▶ WHAT NEEDS TO BE DONE
Restate the data exactly as given and keep the pictures out.

-- DATA SHOWN start --

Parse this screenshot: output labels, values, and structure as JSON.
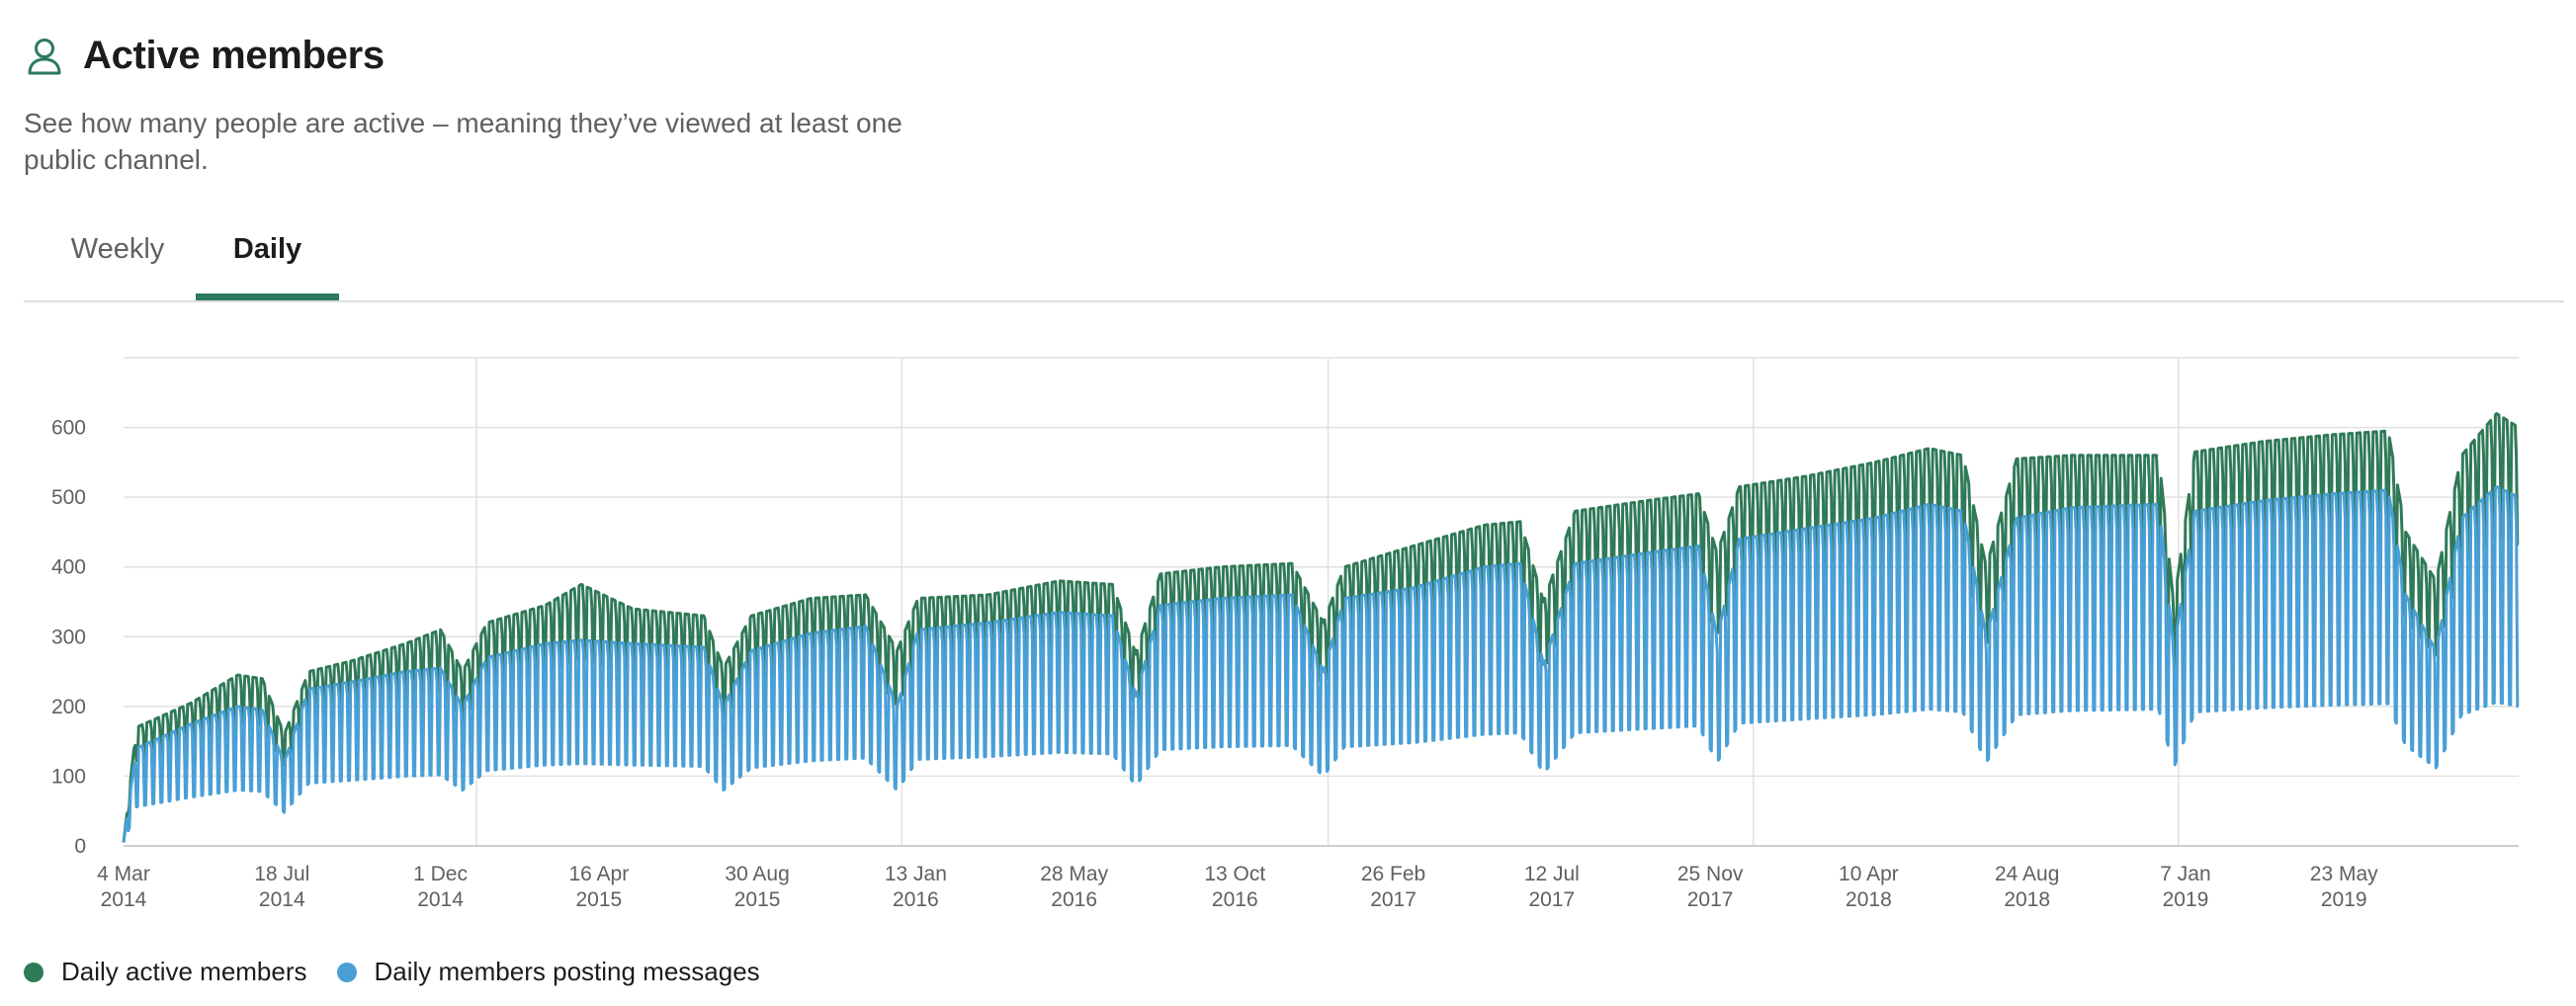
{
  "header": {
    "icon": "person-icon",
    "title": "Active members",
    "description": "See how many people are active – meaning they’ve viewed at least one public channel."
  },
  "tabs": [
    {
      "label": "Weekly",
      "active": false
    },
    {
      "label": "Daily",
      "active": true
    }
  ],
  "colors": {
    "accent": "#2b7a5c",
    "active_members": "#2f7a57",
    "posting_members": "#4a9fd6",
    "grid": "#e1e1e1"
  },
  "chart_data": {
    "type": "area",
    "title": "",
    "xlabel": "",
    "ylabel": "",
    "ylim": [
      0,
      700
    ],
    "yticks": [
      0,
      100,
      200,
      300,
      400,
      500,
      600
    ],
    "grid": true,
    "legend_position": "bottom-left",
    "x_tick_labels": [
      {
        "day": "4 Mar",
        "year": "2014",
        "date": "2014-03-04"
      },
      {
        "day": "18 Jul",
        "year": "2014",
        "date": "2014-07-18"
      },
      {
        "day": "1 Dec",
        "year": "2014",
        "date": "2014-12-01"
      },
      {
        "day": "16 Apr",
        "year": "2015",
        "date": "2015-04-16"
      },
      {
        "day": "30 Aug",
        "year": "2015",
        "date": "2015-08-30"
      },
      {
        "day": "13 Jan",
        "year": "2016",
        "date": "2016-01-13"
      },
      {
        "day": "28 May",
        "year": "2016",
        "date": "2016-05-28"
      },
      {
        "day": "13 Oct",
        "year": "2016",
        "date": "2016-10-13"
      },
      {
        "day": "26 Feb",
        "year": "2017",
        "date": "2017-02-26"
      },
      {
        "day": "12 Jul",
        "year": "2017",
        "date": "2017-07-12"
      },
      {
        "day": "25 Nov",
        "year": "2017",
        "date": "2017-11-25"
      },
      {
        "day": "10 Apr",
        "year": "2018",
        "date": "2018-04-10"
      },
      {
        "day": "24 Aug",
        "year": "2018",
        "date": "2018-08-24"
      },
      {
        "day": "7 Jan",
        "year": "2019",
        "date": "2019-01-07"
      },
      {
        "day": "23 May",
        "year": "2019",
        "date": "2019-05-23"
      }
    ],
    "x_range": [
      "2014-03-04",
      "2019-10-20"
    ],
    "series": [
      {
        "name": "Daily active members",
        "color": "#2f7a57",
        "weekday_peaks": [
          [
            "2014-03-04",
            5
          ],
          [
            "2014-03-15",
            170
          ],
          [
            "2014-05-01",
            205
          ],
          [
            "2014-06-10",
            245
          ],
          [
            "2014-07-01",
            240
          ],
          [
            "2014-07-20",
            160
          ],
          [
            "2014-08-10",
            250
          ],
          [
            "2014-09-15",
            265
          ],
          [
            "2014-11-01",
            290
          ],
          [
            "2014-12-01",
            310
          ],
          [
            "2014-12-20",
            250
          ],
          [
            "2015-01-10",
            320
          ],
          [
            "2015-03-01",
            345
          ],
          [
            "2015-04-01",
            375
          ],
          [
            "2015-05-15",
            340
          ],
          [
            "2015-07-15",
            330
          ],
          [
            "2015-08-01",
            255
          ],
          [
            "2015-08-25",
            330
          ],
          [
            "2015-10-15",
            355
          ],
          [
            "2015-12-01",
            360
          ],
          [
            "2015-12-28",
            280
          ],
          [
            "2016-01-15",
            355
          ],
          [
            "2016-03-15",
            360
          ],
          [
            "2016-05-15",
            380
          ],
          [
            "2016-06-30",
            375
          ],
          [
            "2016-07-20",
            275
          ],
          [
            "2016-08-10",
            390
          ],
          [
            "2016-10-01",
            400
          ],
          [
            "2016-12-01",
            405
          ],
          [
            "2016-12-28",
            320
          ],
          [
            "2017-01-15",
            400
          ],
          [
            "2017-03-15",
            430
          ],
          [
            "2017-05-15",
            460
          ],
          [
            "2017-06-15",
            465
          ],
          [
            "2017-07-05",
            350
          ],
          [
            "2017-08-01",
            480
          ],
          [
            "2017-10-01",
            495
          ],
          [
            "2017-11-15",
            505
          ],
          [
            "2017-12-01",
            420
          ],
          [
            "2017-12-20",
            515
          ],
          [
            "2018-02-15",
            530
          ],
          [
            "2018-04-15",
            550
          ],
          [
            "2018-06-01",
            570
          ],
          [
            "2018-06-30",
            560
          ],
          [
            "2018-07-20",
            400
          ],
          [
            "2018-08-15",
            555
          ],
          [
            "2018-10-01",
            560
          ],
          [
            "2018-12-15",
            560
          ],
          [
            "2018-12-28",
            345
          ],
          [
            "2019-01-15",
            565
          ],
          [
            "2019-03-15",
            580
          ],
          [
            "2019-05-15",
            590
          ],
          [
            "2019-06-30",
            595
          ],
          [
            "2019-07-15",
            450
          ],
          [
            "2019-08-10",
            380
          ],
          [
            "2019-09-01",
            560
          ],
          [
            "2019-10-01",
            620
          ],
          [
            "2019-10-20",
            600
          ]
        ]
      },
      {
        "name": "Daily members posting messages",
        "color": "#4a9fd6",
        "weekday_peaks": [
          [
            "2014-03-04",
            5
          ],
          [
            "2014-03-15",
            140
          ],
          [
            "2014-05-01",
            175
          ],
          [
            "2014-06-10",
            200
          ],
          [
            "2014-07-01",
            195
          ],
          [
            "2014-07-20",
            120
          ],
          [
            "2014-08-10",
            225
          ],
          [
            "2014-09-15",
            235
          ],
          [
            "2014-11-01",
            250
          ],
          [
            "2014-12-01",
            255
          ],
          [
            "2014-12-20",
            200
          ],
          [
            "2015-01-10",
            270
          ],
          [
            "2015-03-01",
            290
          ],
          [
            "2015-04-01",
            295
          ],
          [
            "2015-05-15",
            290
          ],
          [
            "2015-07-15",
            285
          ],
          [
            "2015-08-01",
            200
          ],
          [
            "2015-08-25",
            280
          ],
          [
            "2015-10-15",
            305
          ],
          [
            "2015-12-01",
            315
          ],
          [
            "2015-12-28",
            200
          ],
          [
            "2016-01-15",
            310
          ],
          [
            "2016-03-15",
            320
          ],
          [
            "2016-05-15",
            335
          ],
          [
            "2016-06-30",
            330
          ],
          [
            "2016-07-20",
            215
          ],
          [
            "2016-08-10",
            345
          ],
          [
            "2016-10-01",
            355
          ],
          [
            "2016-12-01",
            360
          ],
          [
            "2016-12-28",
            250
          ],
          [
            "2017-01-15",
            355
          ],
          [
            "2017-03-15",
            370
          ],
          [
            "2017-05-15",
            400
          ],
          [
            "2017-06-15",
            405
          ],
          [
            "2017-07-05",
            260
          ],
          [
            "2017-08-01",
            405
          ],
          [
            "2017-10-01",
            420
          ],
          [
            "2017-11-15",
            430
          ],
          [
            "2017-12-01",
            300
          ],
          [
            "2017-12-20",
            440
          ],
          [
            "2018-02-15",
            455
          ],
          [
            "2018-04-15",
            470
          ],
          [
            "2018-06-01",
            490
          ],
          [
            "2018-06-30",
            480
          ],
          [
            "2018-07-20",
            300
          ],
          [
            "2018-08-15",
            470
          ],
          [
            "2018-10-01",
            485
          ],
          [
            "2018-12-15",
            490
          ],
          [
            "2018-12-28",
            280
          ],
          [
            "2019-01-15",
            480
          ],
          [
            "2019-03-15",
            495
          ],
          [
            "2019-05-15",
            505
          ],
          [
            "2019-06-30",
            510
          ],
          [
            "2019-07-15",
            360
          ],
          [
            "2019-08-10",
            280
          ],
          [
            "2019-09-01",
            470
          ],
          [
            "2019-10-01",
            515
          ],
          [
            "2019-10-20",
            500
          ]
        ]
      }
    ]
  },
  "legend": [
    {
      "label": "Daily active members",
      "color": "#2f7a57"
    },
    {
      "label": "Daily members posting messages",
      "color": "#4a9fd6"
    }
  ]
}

-- DATA SHOWN end --

▶ FINAL RESULT
Parse this screenshot: output labels, values, and structure as JSON.
{
  "header": {
    "icon": "person-icon",
    "title": "Active members",
    "description": "See how many people are active – meaning they’ve viewed at least one public channel."
  },
  "tabs": [
    {
      "label": "Weekly",
      "active": false
    },
    {
      "label": "Daily",
      "active": true
    }
  ],
  "colors": {
    "accent": "#2b7a5c",
    "active_members": "#2f7a57",
    "posting_members": "#4a9fd6",
    "grid": "#e1e1e1"
  },
  "chart_data": {
    "type": "area",
    "title": "",
    "xlabel": "",
    "ylabel": "",
    "ylim": [
      0,
      700
    ],
    "yticks": [
      0,
      100,
      200,
      300,
      400,
      500,
      600
    ],
    "grid": true,
    "legend_position": "bottom-left",
    "x_tick_labels": [
      {
        "day": "4 Mar",
        "year": "2014",
        "date": "2014-03-04"
      },
      {
        "day": "18 Jul",
        "year": "2014",
        "date": "2014-07-18"
      },
      {
        "day": "1 Dec",
        "year": "2014",
        "date": "2014-12-01"
      },
      {
        "day": "16 Apr",
        "year": "2015",
        "date": "2015-04-16"
      },
      {
        "day": "30 Aug",
        "year": "2015",
        "date": "2015-08-30"
      },
      {
        "day": "13 Jan",
        "year": "2016",
        "date": "2016-01-13"
      },
      {
        "day": "28 May",
        "year": "2016",
        "date": "2016-05-28"
      },
      {
        "day": "13 Oct",
        "year": "2016",
        "date": "2016-10-13"
      },
      {
        "day": "26 Feb",
        "year": "2017",
        "date": "2017-02-26"
      },
      {
        "day": "12 Jul",
        "year": "2017",
        "date": "2017-07-12"
      },
      {
        "day": "25 Nov",
        "year": "2017",
        "date": "2017-11-25"
      },
      {
        "day": "10 Apr",
        "year": "2018",
        "date": "2018-04-10"
      },
      {
        "day": "24 Aug",
        "year": "2018",
        "date": "2018-08-24"
      },
      {
        "day": "7 Jan",
        "year": "2019",
        "date": "2019-01-07"
      },
      {
        "day": "23 May",
        "year": "2019",
        "date": "2019-05-23"
      }
    ],
    "x_range": [
      "2014-03-04",
      "2019-10-20"
    ],
    "series": [
      {
        "name": "Daily active members",
        "color": "#2f7a57",
        "weekday_peaks": [
          [
            "2014-03-04",
            5
          ],
          [
            "2014-03-15",
            170
          ],
          [
            "2014-05-01",
            205
          ],
          [
            "2014-06-10",
            245
          ],
          [
            "2014-07-01",
            240
          ],
          [
            "2014-07-20",
            160
          ],
          [
            "2014-08-10",
            250
          ],
          [
            "2014-09-15",
            265
          ],
          [
            "2014-11-01",
            290
          ],
          [
            "2014-12-01",
            310
          ],
          [
            "2014-12-20",
            250
          ],
          [
            "2015-01-10",
            320
          ],
          [
            "2015-03-01",
            345
          ],
          [
            "2015-04-01",
            375
          ],
          [
            "2015-05-15",
            340
          ],
          [
            "2015-07-15",
            330
          ],
          [
            "2015-08-01",
            255
          ],
          [
            "2015-08-25",
            330
          ],
          [
            "2015-10-15",
            355
          ],
          [
            "2015-12-01",
            360
          ],
          [
            "2015-12-28",
            280
          ],
          [
            "2016-01-15",
            355
          ],
          [
            "2016-03-15",
            360
          ],
          [
            "2016-05-15",
            380
          ],
          [
            "2016-06-30",
            375
          ],
          [
            "2016-07-20",
            275
          ],
          [
            "2016-08-10",
            390
          ],
          [
            "2016-10-01",
            400
          ],
          [
            "2016-12-01",
            405
          ],
          [
            "2016-12-28",
            320
          ],
          [
            "2017-01-15",
            400
          ],
          [
            "2017-03-15",
            430
          ],
          [
            "2017-05-15",
            460
          ],
          [
            "2017-06-15",
            465
          ],
          [
            "2017-07-05",
            350
          ],
          [
            "2017-08-01",
            480
          ],
          [
            "2017-10-01",
            495
          ],
          [
            "2017-11-15",
            505
          ],
          [
            "2017-12-01",
            420
          ],
          [
            "2017-12-20",
            515
          ],
          [
            "2018-02-15",
            530
          ],
          [
            "2018-04-15",
            550
          ],
          [
            "2018-06-01",
            570
          ],
          [
            "2018-06-30",
            560
          ],
          [
            "2018-07-20",
            400
          ],
          [
            "2018-08-15",
            555
          ],
          [
            "2018-10-01",
            560
          ],
          [
            "2018-12-15",
            560
          ],
          [
            "2018-12-28",
            345
          ],
          [
            "2019-01-15",
            565
          ],
          [
            "2019-03-15",
            580
          ],
          [
            "2019-05-15",
            590
          ],
          [
            "2019-06-30",
            595
          ],
          [
            "2019-07-15",
            450
          ],
          [
            "2019-08-10",
            380
          ],
          [
            "2019-09-01",
            560
          ],
          [
            "2019-10-01",
            620
          ],
          [
            "2019-10-20",
            600
          ]
        ]
      },
      {
        "name": "Daily members posting messages",
        "color": "#4a9fd6",
        "weekday_peaks": [
          [
            "2014-03-04",
            5
          ],
          [
            "2014-03-15",
            140
          ],
          [
            "2014-05-01",
            175
          ],
          [
            "2014-06-10",
            200
          ],
          [
            "2014-07-01",
            195
          ],
          [
            "2014-07-20",
            120
          ],
          [
            "2014-08-10",
            225
          ],
          [
            "2014-09-15",
            235
          ],
          [
            "2014-11-01",
            250
          ],
          [
            "2014-12-01",
            255
          ],
          [
            "2014-12-20",
            200
          ],
          [
            "2015-01-10",
            270
          ],
          [
            "2015-03-01",
            290
          ],
          [
            "2015-04-01",
            295
          ],
          [
            "2015-05-15",
            290
          ],
          [
            "2015-07-15",
            285
          ],
          [
            "2015-08-01",
            200
          ],
          [
            "2015-08-25",
            280
          ],
          [
            "2015-10-15",
            305
          ],
          [
            "2015-12-01",
            315
          ],
          [
            "2015-12-28",
            200
          ],
          [
            "2016-01-15",
            310
          ],
          [
            "2016-03-15",
            320
          ],
          [
            "2016-05-15",
            335
          ],
          [
            "2016-06-30",
            330
          ],
          [
            "2016-07-20",
            215
          ],
          [
            "2016-08-10",
            345
          ],
          [
            "2016-10-01",
            355
          ],
          [
            "2016-12-01",
            360
          ],
          [
            "2016-12-28",
            250
          ],
          [
            "2017-01-15",
            355
          ],
          [
            "2017-03-15",
            370
          ],
          [
            "2017-05-15",
            400
          ],
          [
            "2017-06-15",
            405
          ],
          [
            "2017-07-05",
            260
          ],
          [
            "2017-08-01",
            405
          ],
          [
            "2017-10-01",
            420
          ],
          [
            "2017-11-15",
            430
          ],
          [
            "2017-12-01",
            300
          ],
          [
            "2017-12-20",
            440
          ],
          [
            "2018-02-15",
            455
          ],
          [
            "2018-04-15",
            470
          ],
          [
            "2018-06-01",
            490
          ],
          [
            "2018-06-30",
            480
          ],
          [
            "2018-07-20",
            300
          ],
          [
            "2018-08-15",
            470
          ],
          [
            "2018-10-01",
            485
          ],
          [
            "2018-12-15",
            490
          ],
          [
            "2018-12-28",
            280
          ],
          [
            "2019-01-15",
            480
          ],
          [
            "2019-03-15",
            495
          ],
          [
            "2019-05-15",
            505
          ],
          [
            "2019-06-30",
            510
          ],
          [
            "2019-07-15",
            360
          ],
          [
            "2019-08-10",
            280
          ],
          [
            "2019-09-01",
            470
          ],
          [
            "2019-10-01",
            515
          ],
          [
            "2019-10-20",
            500
          ]
        ]
      }
    ]
  },
  "legend": [
    {
      "label": "Daily active members",
      "color": "#2f7a57"
    },
    {
      "label": "Daily members posting messages",
      "color": "#4a9fd6"
    }
  ]
}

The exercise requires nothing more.